[Voci elencate in un insieme di dati]
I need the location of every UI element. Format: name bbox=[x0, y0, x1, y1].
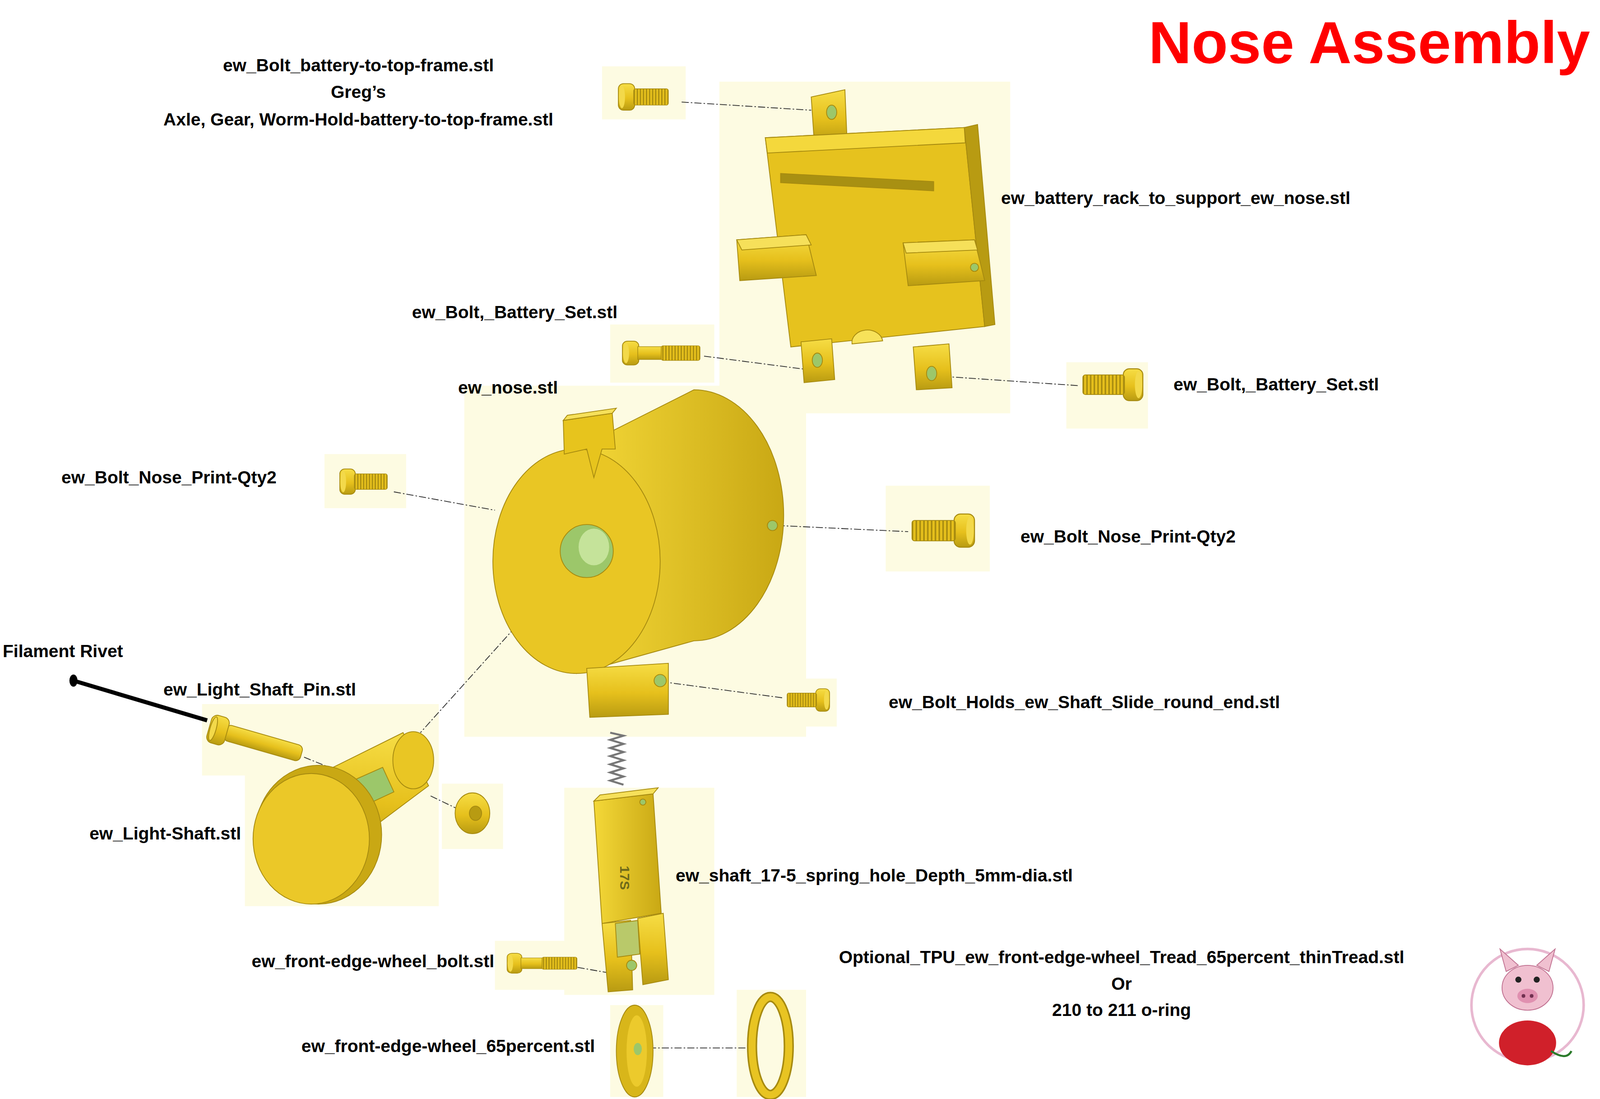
part-name: ew_shaft_17-5_spring_hole_Depth_5mm-dia.… bbox=[675, 865, 1073, 886]
part-name: ew_Bolt_Holds_ew_Shaft_Slide_round_end.s… bbox=[888, 692, 1280, 713]
part-name: ew_Bolt_battery-to-top-frame.stl bbox=[222, 55, 494, 76]
diagram-title: Nose Assembly bbox=[1148, 9, 1591, 76]
part-name: 210 to 211 o-ring bbox=[1052, 1000, 1192, 1021]
part-name: Greg’s bbox=[330, 82, 386, 103]
part-name: Axle, Gear, Worm-Hold-battery-to-top-fra… bbox=[163, 109, 554, 130]
part-name: ew_Bolt,_Battery_Set.stl bbox=[1173, 374, 1379, 395]
note-text: Or bbox=[1111, 973, 1132, 995]
leader-line bbox=[304, 102, 1080, 1049]
battery-rack bbox=[736, 89, 995, 390]
shaft-part bbox=[593, 787, 669, 992]
part-name: ew_Bolt_Nose_Print-Qty2 bbox=[1020, 526, 1236, 548]
part-name: ew_battery_rack_to_support_ew_nose.stl bbox=[1001, 188, 1351, 209]
embossed-mark: 17S bbox=[616, 865, 633, 890]
wheel-part bbox=[616, 1005, 654, 1097]
part-highlight bbox=[202, 66, 1149, 1098]
part-name: ew_Bolt_Nose_Print-Qty2 bbox=[61, 467, 277, 488]
light-shaft bbox=[253, 731, 491, 905]
part-name: ew_front-edge-wheel_65percent.stl bbox=[301, 1036, 595, 1057]
part-name: Filament Rivet bbox=[2, 641, 124, 662]
light-shaft-pin bbox=[205, 714, 306, 768]
part-name: ew_front-edge-wheel_bolt.stl bbox=[251, 951, 495, 972]
part-name: ew_Light_Shaft_Pin.stl bbox=[163, 679, 357, 701]
part-name: Optional_TPU_ew_front-edge-wheel_Tread_6… bbox=[839, 947, 1405, 968]
spring bbox=[610, 732, 624, 785]
tread-part bbox=[751, 997, 789, 1095]
pig-logo bbox=[1471, 949, 1584, 1066]
part-name: ew_Light-Shaft.stl bbox=[89, 823, 242, 845]
part-name: ew_nose.stl bbox=[458, 377, 558, 399]
nose-part bbox=[492, 389, 784, 718]
part-name: ew_Bolt,_Battery_Set.stl bbox=[412, 302, 618, 323]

• Consegna: Elenca tutte le righe dei dati in cui compare la stringa "edge".

• Risposta:
part-name: ew_front-edge-wheel_65percent.stl bbox=[301, 1036, 595, 1057]
part-name: ew_front-edge-wheel_bolt.stl bbox=[251, 951, 495, 972]
part-name: Optional_TPU_ew_front-edge-wheel_Tread_6… bbox=[839, 947, 1405, 968]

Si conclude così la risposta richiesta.